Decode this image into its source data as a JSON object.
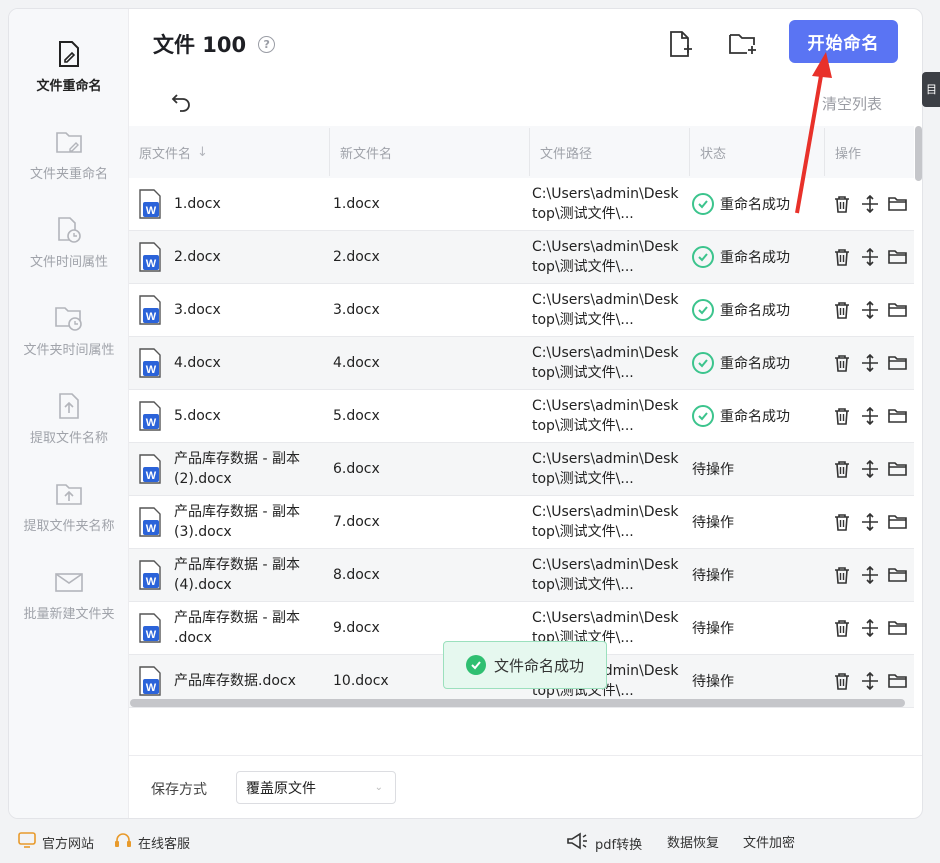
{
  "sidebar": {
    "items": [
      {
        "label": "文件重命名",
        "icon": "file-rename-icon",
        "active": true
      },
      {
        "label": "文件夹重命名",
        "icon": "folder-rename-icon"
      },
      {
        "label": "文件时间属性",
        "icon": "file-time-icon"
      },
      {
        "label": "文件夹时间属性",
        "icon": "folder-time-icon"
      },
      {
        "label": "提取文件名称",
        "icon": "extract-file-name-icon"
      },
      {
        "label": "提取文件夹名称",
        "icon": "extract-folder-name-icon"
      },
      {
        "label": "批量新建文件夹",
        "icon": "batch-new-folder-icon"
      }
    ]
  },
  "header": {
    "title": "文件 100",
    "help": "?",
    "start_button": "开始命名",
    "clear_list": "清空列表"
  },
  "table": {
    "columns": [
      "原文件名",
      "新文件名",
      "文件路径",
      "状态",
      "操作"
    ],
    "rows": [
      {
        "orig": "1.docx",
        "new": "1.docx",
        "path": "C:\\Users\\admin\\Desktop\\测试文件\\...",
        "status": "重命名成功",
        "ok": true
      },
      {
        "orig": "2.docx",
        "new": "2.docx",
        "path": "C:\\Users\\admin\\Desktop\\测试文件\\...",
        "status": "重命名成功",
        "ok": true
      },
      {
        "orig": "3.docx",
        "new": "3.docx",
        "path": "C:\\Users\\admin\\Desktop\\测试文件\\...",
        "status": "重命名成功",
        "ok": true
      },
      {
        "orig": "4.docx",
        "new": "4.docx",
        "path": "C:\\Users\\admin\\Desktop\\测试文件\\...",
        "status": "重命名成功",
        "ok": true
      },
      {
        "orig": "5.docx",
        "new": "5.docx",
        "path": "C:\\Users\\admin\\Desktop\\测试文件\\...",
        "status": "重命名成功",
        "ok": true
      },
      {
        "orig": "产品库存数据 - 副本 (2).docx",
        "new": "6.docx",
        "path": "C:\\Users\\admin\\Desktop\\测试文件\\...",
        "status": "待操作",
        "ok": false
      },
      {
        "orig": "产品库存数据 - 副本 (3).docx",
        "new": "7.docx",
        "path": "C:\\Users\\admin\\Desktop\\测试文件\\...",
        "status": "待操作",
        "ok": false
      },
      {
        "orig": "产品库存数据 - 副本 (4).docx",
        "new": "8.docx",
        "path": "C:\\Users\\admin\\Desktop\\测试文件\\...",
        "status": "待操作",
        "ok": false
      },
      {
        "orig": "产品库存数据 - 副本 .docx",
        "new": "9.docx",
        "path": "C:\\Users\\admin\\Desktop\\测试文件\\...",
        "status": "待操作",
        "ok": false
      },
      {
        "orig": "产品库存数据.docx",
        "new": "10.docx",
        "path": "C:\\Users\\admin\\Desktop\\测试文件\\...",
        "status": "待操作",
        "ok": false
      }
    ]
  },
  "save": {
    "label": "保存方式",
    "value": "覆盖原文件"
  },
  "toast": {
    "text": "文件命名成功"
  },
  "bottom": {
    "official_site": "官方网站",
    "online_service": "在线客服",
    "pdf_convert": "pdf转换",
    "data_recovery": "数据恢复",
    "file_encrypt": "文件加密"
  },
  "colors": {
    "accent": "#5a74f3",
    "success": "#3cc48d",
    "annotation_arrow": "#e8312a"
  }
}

+---+

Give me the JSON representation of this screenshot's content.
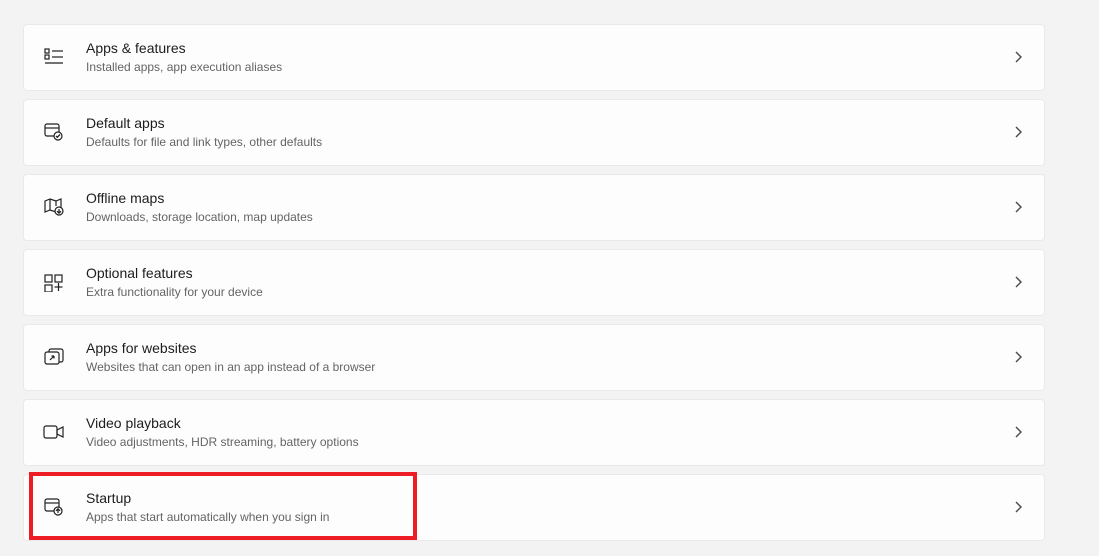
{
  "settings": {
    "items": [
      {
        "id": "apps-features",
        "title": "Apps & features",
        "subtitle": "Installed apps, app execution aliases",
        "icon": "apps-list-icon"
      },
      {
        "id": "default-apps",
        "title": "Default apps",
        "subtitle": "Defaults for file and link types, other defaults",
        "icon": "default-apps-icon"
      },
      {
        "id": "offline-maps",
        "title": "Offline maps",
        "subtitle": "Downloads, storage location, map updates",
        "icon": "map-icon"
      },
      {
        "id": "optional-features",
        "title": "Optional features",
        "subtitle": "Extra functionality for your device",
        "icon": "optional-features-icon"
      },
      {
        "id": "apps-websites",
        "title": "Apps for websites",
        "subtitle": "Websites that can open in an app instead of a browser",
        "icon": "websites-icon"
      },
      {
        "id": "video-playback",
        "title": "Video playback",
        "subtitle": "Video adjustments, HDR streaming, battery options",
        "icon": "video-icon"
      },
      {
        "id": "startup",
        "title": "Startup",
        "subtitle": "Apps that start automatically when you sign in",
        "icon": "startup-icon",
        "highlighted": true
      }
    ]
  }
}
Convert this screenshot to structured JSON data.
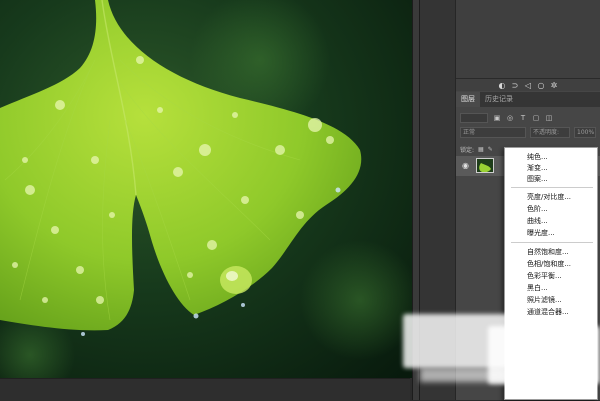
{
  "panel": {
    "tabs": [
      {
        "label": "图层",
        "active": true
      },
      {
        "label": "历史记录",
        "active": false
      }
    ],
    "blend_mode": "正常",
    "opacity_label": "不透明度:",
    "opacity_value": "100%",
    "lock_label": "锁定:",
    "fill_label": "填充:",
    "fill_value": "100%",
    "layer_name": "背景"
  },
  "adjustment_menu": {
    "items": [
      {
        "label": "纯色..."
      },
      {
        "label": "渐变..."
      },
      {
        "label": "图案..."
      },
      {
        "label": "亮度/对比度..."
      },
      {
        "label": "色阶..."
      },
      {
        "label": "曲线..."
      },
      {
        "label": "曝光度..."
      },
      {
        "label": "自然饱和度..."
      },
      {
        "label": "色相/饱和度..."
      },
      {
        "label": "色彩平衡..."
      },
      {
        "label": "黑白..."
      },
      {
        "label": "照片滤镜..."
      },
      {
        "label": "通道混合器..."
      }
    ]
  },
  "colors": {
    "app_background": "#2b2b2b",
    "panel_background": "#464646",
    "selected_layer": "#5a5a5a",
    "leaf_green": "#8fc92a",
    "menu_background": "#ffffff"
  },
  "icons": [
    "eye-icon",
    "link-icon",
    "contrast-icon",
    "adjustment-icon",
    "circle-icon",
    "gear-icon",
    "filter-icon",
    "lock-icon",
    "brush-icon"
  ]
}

+---+

Pick out every line of the listing containing the word "this", and show those lines.

▶ [REPLY TO THE EXERCISE]
Decode this image into its source data as a JSON object.
Give me the JSON representation of this screenshot's content.
Convert this screenshot to structured JSON data.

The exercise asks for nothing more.